--- Begin Input data ---

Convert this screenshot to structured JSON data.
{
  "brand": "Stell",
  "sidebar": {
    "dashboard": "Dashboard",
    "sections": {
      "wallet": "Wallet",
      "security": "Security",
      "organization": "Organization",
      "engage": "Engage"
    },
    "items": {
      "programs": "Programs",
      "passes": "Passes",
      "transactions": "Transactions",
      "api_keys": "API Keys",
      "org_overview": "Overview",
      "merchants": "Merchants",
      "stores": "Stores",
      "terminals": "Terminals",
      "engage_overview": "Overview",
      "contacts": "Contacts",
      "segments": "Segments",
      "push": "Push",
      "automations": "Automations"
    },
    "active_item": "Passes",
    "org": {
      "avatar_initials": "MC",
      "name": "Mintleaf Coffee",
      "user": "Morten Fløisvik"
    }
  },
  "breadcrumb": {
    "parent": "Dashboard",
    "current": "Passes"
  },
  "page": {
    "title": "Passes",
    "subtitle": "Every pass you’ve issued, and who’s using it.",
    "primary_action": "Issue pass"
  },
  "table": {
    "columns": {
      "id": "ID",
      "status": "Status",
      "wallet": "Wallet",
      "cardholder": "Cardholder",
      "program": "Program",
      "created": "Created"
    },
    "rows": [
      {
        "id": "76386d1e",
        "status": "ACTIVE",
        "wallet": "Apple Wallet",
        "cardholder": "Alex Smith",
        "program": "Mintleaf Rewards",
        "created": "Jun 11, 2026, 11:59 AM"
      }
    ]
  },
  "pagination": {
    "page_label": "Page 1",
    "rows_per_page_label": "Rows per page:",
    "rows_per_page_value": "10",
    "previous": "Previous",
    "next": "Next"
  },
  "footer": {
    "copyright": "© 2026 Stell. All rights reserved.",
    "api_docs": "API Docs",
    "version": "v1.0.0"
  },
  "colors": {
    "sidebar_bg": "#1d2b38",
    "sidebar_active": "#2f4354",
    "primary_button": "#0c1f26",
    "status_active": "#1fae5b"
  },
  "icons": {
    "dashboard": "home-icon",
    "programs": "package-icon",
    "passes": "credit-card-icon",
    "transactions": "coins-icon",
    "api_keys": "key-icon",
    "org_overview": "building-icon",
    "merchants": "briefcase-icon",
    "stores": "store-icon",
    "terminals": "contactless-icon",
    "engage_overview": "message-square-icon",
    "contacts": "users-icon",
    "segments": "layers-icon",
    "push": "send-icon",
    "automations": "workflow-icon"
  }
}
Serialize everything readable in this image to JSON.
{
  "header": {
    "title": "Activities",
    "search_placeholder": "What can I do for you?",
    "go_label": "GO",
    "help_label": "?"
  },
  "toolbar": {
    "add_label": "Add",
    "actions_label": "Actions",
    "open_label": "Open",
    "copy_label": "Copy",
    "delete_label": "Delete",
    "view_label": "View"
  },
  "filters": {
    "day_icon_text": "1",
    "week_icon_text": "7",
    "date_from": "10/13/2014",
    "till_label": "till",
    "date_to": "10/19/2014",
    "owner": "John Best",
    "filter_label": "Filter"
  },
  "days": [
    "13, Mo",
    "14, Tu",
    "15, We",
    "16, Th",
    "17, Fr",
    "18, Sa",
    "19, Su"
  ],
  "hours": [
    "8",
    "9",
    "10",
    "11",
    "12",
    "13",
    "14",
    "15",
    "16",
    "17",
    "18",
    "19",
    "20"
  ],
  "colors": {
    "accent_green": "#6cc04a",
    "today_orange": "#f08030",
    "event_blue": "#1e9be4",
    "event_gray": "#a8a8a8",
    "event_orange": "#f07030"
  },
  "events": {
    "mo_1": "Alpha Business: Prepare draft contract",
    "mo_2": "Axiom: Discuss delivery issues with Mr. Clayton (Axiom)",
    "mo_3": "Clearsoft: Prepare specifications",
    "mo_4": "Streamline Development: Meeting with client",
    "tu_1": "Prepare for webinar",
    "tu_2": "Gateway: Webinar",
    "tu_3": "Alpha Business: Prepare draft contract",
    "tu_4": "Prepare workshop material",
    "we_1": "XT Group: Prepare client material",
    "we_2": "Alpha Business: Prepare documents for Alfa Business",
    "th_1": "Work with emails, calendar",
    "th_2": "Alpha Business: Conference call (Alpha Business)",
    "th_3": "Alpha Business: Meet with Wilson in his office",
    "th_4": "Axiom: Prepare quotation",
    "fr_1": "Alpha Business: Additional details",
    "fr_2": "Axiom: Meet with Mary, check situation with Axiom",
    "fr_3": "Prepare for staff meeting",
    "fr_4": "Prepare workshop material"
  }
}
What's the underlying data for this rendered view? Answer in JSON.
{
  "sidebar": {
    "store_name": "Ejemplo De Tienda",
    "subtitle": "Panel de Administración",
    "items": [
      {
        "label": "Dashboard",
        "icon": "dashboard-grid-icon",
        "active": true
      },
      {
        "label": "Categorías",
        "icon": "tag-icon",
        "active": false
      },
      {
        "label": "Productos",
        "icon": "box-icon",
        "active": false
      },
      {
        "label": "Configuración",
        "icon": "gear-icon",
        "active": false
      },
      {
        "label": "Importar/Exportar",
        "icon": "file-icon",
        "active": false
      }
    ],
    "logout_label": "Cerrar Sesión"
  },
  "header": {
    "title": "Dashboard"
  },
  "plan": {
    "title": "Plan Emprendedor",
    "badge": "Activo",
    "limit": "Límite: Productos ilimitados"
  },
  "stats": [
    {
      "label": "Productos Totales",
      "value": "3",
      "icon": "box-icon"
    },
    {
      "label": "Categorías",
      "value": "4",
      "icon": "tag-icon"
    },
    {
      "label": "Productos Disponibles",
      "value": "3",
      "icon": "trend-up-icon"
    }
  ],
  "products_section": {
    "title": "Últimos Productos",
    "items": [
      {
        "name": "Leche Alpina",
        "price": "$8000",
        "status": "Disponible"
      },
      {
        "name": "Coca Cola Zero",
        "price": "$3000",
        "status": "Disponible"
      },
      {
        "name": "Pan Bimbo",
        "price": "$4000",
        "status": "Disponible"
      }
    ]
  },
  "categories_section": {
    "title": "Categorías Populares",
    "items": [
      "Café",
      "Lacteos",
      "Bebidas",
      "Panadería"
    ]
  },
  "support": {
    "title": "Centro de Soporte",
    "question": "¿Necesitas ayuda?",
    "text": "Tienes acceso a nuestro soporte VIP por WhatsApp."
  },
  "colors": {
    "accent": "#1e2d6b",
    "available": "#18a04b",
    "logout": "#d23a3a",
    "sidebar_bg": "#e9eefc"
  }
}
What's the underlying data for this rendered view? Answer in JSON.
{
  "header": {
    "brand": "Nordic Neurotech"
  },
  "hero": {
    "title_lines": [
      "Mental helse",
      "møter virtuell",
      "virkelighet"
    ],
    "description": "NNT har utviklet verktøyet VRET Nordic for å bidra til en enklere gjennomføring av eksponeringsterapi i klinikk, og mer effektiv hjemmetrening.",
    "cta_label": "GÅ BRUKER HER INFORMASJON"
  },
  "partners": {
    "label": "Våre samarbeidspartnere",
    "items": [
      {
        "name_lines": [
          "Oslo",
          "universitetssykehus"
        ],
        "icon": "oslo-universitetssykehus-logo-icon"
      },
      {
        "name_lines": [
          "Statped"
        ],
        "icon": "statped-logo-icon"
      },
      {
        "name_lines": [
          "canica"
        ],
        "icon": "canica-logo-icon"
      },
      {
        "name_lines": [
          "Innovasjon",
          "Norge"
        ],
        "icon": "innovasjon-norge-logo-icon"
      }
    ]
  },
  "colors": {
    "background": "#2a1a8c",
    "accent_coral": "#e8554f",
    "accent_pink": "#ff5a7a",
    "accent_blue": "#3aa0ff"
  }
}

--- End Input data ---

# Request
Return nothing except the number of lines that include the string "Axiom".

# The solution
3